▶ [Problem] In the passage about the angels leading Lot out of the city, what name was given to the small city where Lot asked to flee?

▶ [Selected extract]
15 As morning dawned, the angels urged Lot, saying, “Up! Take your wife and your two daughters who are here, lest you be swept away in the punishment of the city.” 16 But he lingered. So the men seized him and his wife and his two daughters by the hand, the Lord being merciful to him, and they brought him out and set him outside the city. 17 And as they brought them out, one said, “Escape for your life. Do not look back or stop anywhere in the valley. Escape to the hills, lest you be swept away.” 18 And Lot said to them, “Oh, no, my lords. 19 Behold, your servant has found favor in your sight, and you have shown me great kindness in saving my life. But I cannot escape to the hills, lest the disaster overtake me and I die. 20 Behold, this city is near enough to flee to, and it is a little one. Let me escape there—is it not a little one?—and my life will be saved!” 21 He said to him, “Behold, I grant you this favor also, that I will not overthrow the city of which you have spoken. 22 Escape there quickly, for I can do nothing till you arrive there.” Therefore the name of the city was called Zoar.

▶ [Data provided]
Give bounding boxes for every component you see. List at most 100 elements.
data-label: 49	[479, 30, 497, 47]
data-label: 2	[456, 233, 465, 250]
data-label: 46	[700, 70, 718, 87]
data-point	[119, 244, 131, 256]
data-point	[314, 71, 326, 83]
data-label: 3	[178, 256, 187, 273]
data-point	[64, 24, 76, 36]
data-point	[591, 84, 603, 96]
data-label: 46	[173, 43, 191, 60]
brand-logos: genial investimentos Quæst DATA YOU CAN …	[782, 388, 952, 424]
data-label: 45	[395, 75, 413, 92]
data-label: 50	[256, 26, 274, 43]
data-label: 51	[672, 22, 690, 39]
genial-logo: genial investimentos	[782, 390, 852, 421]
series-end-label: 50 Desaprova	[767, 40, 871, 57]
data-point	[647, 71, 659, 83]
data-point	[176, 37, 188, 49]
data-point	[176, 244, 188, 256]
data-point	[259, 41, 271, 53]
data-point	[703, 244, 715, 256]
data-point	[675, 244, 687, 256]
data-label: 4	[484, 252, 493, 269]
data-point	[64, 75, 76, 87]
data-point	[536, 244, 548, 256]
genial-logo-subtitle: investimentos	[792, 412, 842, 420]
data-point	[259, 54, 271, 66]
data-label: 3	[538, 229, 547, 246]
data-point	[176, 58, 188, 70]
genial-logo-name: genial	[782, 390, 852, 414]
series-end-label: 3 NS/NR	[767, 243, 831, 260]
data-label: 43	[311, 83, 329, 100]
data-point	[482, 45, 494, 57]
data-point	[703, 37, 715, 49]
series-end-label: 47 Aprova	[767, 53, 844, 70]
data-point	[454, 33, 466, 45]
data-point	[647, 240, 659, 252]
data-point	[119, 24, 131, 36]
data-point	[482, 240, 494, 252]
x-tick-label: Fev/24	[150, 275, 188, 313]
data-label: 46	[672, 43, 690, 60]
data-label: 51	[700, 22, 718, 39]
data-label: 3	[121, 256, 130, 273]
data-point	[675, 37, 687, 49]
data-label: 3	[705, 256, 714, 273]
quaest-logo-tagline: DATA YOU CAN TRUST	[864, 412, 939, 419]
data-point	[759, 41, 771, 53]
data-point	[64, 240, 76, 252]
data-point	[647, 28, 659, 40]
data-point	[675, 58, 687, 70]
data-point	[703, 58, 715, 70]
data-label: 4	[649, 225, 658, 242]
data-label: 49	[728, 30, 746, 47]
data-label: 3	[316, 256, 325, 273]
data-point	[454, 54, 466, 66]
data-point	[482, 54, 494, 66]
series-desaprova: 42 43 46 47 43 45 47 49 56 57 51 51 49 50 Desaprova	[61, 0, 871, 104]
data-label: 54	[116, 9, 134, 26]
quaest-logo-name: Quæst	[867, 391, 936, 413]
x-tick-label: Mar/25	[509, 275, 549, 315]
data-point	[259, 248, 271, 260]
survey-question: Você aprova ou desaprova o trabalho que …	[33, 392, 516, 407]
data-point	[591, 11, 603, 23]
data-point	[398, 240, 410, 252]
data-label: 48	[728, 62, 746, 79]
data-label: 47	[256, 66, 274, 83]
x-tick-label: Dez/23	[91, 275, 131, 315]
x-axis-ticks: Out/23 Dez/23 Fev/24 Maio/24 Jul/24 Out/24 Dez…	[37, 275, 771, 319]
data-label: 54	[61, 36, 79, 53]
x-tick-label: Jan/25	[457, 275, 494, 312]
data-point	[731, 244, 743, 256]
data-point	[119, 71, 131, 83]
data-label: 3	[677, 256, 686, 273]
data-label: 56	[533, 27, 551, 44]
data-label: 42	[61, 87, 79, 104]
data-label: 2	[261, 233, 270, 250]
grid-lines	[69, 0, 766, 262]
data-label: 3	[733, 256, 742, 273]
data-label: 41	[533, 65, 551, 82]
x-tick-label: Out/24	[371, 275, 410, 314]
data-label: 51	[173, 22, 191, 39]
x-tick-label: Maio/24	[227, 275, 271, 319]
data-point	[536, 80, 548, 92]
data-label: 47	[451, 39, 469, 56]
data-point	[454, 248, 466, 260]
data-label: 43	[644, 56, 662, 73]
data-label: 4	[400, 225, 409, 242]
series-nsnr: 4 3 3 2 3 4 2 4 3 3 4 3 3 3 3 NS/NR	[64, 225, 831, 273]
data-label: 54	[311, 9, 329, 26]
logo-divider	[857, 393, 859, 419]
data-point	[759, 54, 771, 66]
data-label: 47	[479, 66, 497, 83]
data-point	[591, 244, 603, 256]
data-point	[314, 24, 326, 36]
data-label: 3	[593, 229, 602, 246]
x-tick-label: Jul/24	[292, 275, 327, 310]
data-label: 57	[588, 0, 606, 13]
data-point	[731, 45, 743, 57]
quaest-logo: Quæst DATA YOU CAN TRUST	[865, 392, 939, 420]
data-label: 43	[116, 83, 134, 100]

▶ [Task result] Zoar